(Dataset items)
-------
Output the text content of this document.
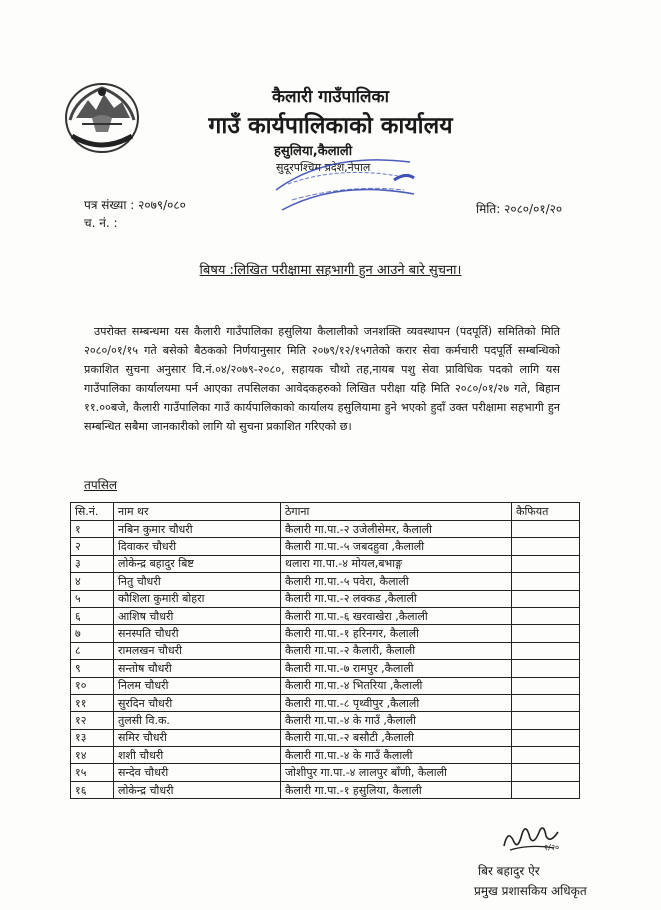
कैलारी गाउँपालिका
गाउँ कार्यपालिकाको कार्यालय
हसुलिया,कैलाली
सुदूरपश्चिम प्रदेश,नेपाल
पत्र संख्या : २०७९/०८०
च. नं. :
मिति: २०८०/०१/२०
बिषय :लिखित परीक्षामा सहभागी हुन आउने बारे सुचना।
उपरोक्त सम्बन्धमा यस कैलारी गाउँपालिका हसुलिया कैलालीको जनशक्ति व्यवस्थापन (पदपूर्ति) समितिको मिति २०८०/०१/१५ गते बसेको बैठकको निर्णयानुसार मिति २०७९/१२/१५गतेको करार सेवा कर्मचारी पदपूर्ति सम्बन्धिको प्रकाशित सुचना अनुसार वि.नं.०४/२०७९-२०८०, सहायक चौथो तह,नायब पशु सेवा प्राविधिक पदको लागि यस गाउँपालिका कार्यालयमा पर्न आएका तपसिलका आवेदकहरुको लिखित परीक्षा यहि मिति २०८०/०१/२७ गते, बिहान ११.००बजे, कैलारी गाउँपालिका गाउँ कार्यपालिकाको कार्यालय हसुलियामा हुने भएको हुदाँ उक्त परीक्षामा सहभागी हुन सम्बन्धित सबैमा जानकारीको लागि यो सुचना प्रकाशित गरिएको छ।
तपसिल
सि.नं.	नाम थर	ठेगाना	कैफियत
१	नबिन कुमार चौधरी	कैलारी गा.पा.-२ उजेलीसेमर, कैलाली	
२	दिवाकर चौधरी	कैलारी गा.पा.-५ जबदहुवा ,कैलाली	
३	लोकेन्द्र बहादुर बिष्ट	थलारा गा.पा.-४ मोयल,बभाङ्ग	
४	नितु चौधरी	कैलारी गा.पा.-५ पवेरा, कैलाली	
५	कौशिला कुमारी बोहरा	कैलारी गा.पा.-२ लक्कड ,कैलाली	
६	आशिष चौधरी	कैलारी गा.पा.-६ खरवाखेरा ,कैलाली	
७	सनस्पति चौधरी	कैलारी गा.पा.-१ हरिनगर, कैलाली	
८	रामलखन चौधरी	कैलारी गा.पा.-२ कैलारी, कैलाली	
९	सन्तोष चौधरी	कैलारी गा.पा.-७ रामपुर ,कैलाली	
१०	निलम चौधरी	कैलारी गा.पा.-४ भितरिया ,कैलाली	
११	सुरदिन चौधरी	कैलारी गा.पा.-८ पृथ्वीपुर ,कैलाली	
१२	तुलसी वि.क.	कैलारी गा.पा.-४ के गाउँ ,कैलाली	
१३	समिर चौधरी	कैलारी गा.पा.-२ बसौटी ,कैलाली	
१४	शशी चौधरी	कैलारी गा.पा.-४ के गाउँ कैलाली	
१५	सन्देव चौधरी	जोशीपुर गा.पा.-४ लालपुर बाँणी, कैलाली	
१६	लोकेन्द्र चौधरी	कैलारी गा.पा.-१ हसुलिया, कैलाली	
१/२०
बिर बहादुर ऐर
प्रमुख प्रशासकिय अधिकृत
-------
### GOAL OF THE EXERCISE:
From the material above, copy everything exactly but the pictures.

### EXPECTED OUTPUT:
Output the text content of this document.
कैलारी गाउँपालिका
गाउँ कार्यपालिकाको कार्यालय
हसुलिया,कैलाली
सुदूरपश्चिम प्रदेश,नेपाल
पत्र संख्या : २०७९/०८०
च. नं. :
मिति: २०८०/०१/२०
बिषय :लिखित परीक्षामा सहभागी हुन आउने बारे सुचना।
उपरोक्त सम्बन्धमा यस कैलारी गाउँपालिका हसुलिया कैलालीको जनशक्ति व्यवस्थापन (पदपूर्ति) समितिको मिति २०८०/०१/१५ गते बसेको बैठकको निर्णयानुसार मिति २०७९/१२/१५गतेको करार सेवा कर्मचारी पदपूर्ति सम्बन्धिको प्रकाशित सुचना अनुसार वि.नं.०४/२०७९-२०८०, सहायक चौथो तह,नायब पशु सेवा प्राविधिक पदको लागि यस गाउँपालिका कार्यालयमा पर्न आएका तपसिलका आवेदकहरुको लिखित परीक्षा यहि मिति २०८०/०१/२७ गते, बिहान ११.००बजे, कैलारी गाउँपालिका गाउँ कार्यपालिकाको कार्यालय हसुलियामा हुने भएको हुदाँ उक्त परीक्षामा सहभागी हुन सम्बन्धित सबैमा जानकारीको लागि यो सुचना प्रकाशित गरिएको छ।
तपसिल
सि.नं.	नाम थर	ठेगाना	कैफियत
१	नबिन कुमार चौधरी	कैलारी गा.पा.-२ उजेलीसेमर, कैलाली	
२	दिवाकर चौधरी	कैलारी गा.पा.-५ जबदहुवा ,कैलाली	
३	लोकेन्द्र बहादुर बिष्ट	थलारा गा.पा.-४ मोयल,बभाङ्ग	
४	नितु चौधरी	कैलारी गा.पा.-५ पवेरा, कैलाली	
५	कौशिला कुमारी बोहरा	कैलारी गा.पा.-२ लक्कड ,कैलाली	
६	आशिष चौधरी	कैलारी गा.पा.-६ खरवाखेरा ,कैलाली	
७	सनस्पति चौधरी	कैलारी गा.पा.-१ हरिनगर, कैलाली	
८	रामलखन चौधरी	कैलारी गा.पा.-२ कैलारी, कैलाली	
९	सन्तोष चौधरी	कैलारी गा.पा.-७ रामपुर ,कैलाली	
१०	निलम चौधरी	कैलारी गा.पा.-४ भितरिया ,कैलाली	
११	सुरदिन चौधरी	कैलारी गा.पा.-८ पृथ्वीपुर ,कैलाली	
१२	तुलसी वि.क.	कैलारी गा.पा.-४ के गाउँ ,कैलाली	
१३	समिर चौधरी	कैलारी गा.पा.-२ बसौटी ,कैलाली	
१४	शशी चौधरी	कैलारी गा.पा.-४ के गाउँ कैलाली	
१५	सन्देव चौधरी	जोशीपुर गा.पा.-४ लालपुर बाँणी, कैलाली	
१६	लोकेन्द्र चौधरी	कैलारी गा.पा.-१ हसुलिया, कैलाली	
१/२०
बिर बहादुर ऐर
प्रमुख प्रशासकिय अधिकृत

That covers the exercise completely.